Task directions: Write the listing below out again exactly, dropping the images.

Data items
— Start —

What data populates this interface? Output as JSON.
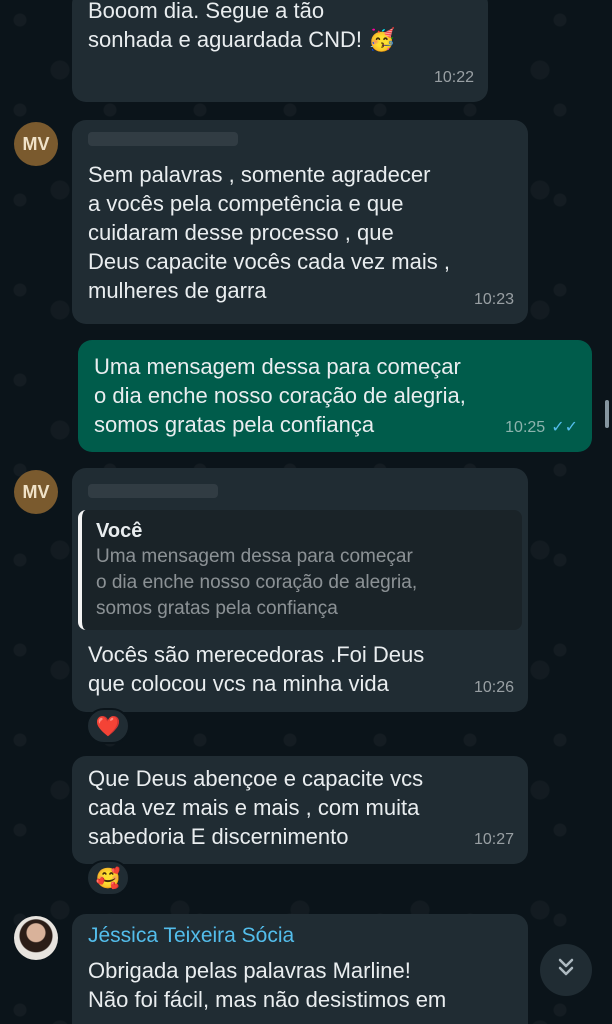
{
  "messages": [
    {
      "text": "Booom dia. Segue a tão\nsonhada e aguardada CND! 🥳",
      "time": "10:22"
    },
    {
      "avatar": "MV",
      "text": "Sem palavras , somente agradecer\na vocês pela competência e que\ncuidaram desse processo , que\nDeus capacite vocês cada vez mais ,\nmulheres de garra",
      "time": "10:23"
    },
    {
      "text": "Uma mensagem dessa para começar\no dia enche nosso coração de alegria,\nsomos gratas pela confiança",
      "time": "10:25",
      "ticks": "✓✓"
    },
    {
      "avatar": "MV",
      "quote_author": "Você",
      "quote_text": "Uma mensagem dessa para começar\no dia enche nosso coração de alegria,\nsomos gratas pela confiança",
      "text": "Vocês são merecedoras .Foi Deus\nque colocou vcs na minha vida",
      "time": "10:26",
      "reaction": "❤️"
    },
    {
      "text": "Que Deus abençoe e capacite vcs\ncada vez mais e mais , com muita\nsabedoria E discernimento",
      "time": "10:27",
      "reaction": "🥰"
    },
    {
      "sender": "Jéssica Teixeira Sócia",
      "text": "Obrigada pelas palavras Marline!\nNão foi fácil, mas não desistimos em"
    }
  ],
  "scroll_down_icon": "double-chevron-down-icon",
  "colors": {
    "background": "#0b141a",
    "incoming_bubble": "#202c33",
    "outgoing_bubble": "#005c4b",
    "sender_name": "#53bdeb",
    "read_ticks": "#53bdeb"
  }
}
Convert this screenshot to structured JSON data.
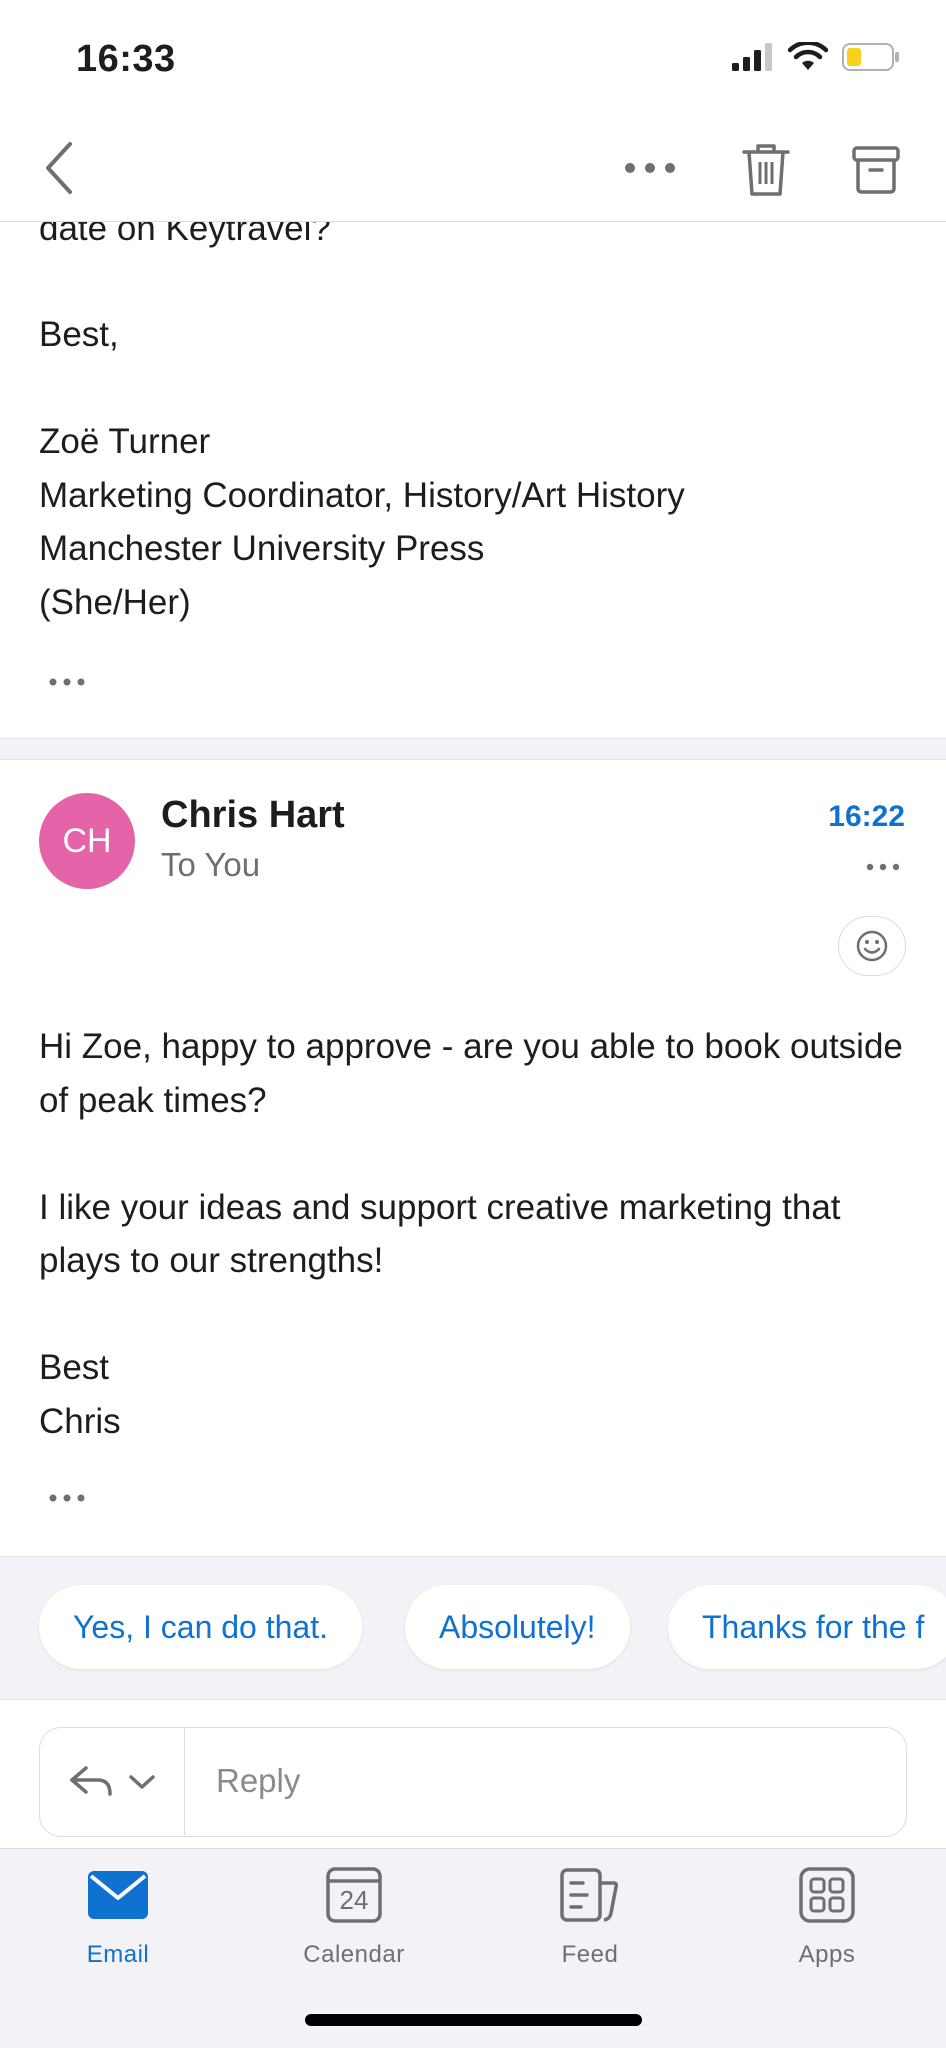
{
  "status_bar": {
    "time": "16:33",
    "icons": [
      "signal-icon",
      "wifi-icon",
      "battery-icon"
    ]
  },
  "toolbar": {
    "icons": [
      "back-chevron-icon",
      "more-horizontal-icon",
      "trash-icon",
      "archive-icon"
    ]
  },
  "previous_message": {
    "cut_line": "date on Keytravel?",
    "lines": [
      "Best,",
      "",
      "Zoë Turner",
      "Marketing Coordinator, History/Art History",
      "Manchester University Press",
      "(She/Her)"
    ]
  },
  "message": {
    "avatar_initials": "CH",
    "avatar_color": "#e563a9",
    "sender": "Chris Hart",
    "recipient": "To You",
    "time": "16:22",
    "body": [
      "Hi Zoe, happy to approve - are you able to book outside of peak times?",
      "",
      "I like your ideas and support creative marketing that plays to our strengths!",
      "",
      "Best",
      "Chris"
    ]
  },
  "suggested_replies": [
    "Yes, I can do that.",
    "Absolutely!",
    "Thanks for the f"
  ],
  "reply": {
    "placeholder": "Reply"
  },
  "tabs": [
    {
      "label": "Email",
      "icon": "mail-icon",
      "active": true
    },
    {
      "label": "Calendar",
      "icon": "calendar-icon",
      "active": false,
      "day": "24"
    },
    {
      "label": "Feed",
      "icon": "feed-icon",
      "active": false
    },
    {
      "label": "Apps",
      "icon": "apps-icon",
      "active": false
    }
  ],
  "colors": {
    "accent": "#0f72d0",
    "avatar": "#e563a9",
    "battery": "#f7d21c",
    "background_gray": "#f2f2f7"
  }
}
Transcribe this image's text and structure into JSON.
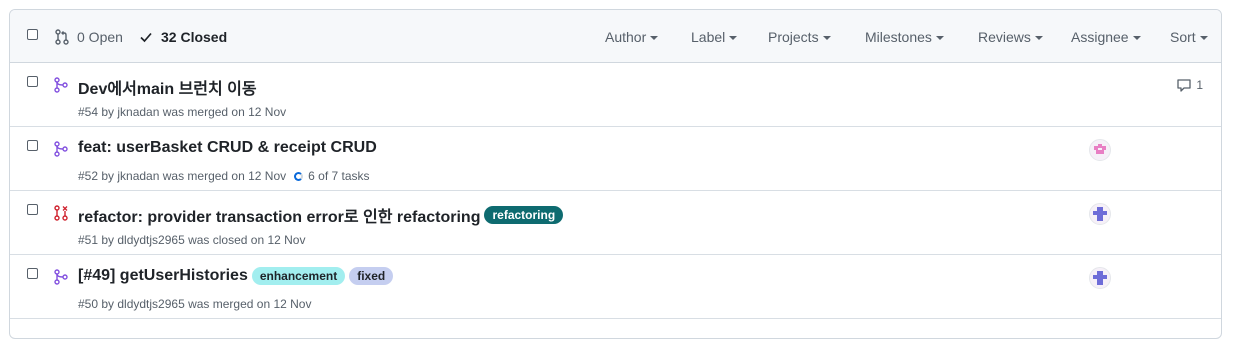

— End —

Written reply:
What data populates this interface? Output as JSON.
{
  "messages": [
    {
      "text": "Booom dia. Segue a tão\nsonhada e aguardada CND! 🥳",
      "time": "10:22"
    },
    {
      "avatar": "MV",
      "text": "Sem palavras , somente agradecer\na vocês pela competência e que\ncuidaram desse processo , que\nDeus capacite vocês cada vez mais ,\nmulheres de garra",
      "time": "10:23"
    },
    {
      "text": "Uma mensagem dessa para começar\no dia enche nosso coração de alegria,\nsomos gratas pela confiança",
      "time": "10:25",
      "ticks": "✓✓"
    },
    {
      "avatar": "MV",
      "quote_author": "Você",
      "quote_text": "Uma mensagem dessa para começar\no dia enche nosso coração de alegria,\nsomos gratas pela confiança",
      "text": "Vocês são merecedoras .Foi Deus\nque colocou vcs na minha vida",
      "time": "10:26",
      "reaction": "❤️"
    },
    {
      "text": "Que Deus abençoe e capacite vcs\ncada vez mais e mais , com muita\nsabedoria E discernimento",
      "time": "10:27",
      "reaction": "🥰"
    },
    {
      "sender": "Jéssica Teixeira Sócia",
      "text": "Obrigada pelas palavras Marline!\nNão foi fácil, mas não desistimos em"
    }
  ],
  "scroll_down_icon": "double-chevron-down-icon",
  "colors": {
    "background": "#0b141a",
    "incoming_bubble": "#202c33",
    "outgoing_bubble": "#005c4b",
    "sender_name": "#53bdeb",
    "read_ticks": "#53bdeb"
  }
}
Convert this screenshot to structured JSON data.
{
  "status_bar": {
    "time": "16:33",
    "icons": [
      "signal-icon",
      "wifi-icon",
      "battery-icon"
    ]
  },
  "toolbar": {
    "icons": [
      "back-chevron-icon",
      "more-horizontal-icon",
      "trash-icon",
      "archive-icon"
    ]
  },
  "previous_message": {
    "cut_line": "date on Keytravel?",
    "lines": [
      "Best,",
      "",
      "Zoë Turner",
      "Marketing Coordinator, History/Art History",
      "Manchester University Press",
      "(She/Her)"
    ]
  },
  "message": {
    "avatar_initials": "CH",
    "avatar_color": "#e563a9",
    "sender": "Chris Hart",
    "recipient": "To You",
    "time": "16:22",
    "body": [
      "Hi Zoe, happy to approve - are you able to book outside of peak times?",
      "",
      "I like your ideas and support creative marketing that plays to our strengths!",
      "",
      "Best",
      "Chris"
    ]
  },
  "suggested_replies": [
    "Yes, I can do that.",
    "Absolutely!",
    "Thanks for the f"
  ],
  "reply": {
    "placeholder": "Reply"
  },
  "tabs": [
    {
      "label": "Email",
      "icon": "mail-icon",
      "active": true
    },
    {
      "label": "Calendar",
      "icon": "calendar-icon",
      "active": false,
      "day": "24"
    },
    {
      "label": "Feed",
      "icon": "feed-icon",
      "active": false
    },
    {
      "label": "Apps",
      "icon": "apps-icon",
      "active": false
    }
  ],
  "colors": {
    "accent": "#0f72d0",
    "avatar": "#e563a9",
    "battery": "#f7d21c",
    "background_gray": "#f2f2f7"
  }
}
Transcribe this image's text and structure into JSON.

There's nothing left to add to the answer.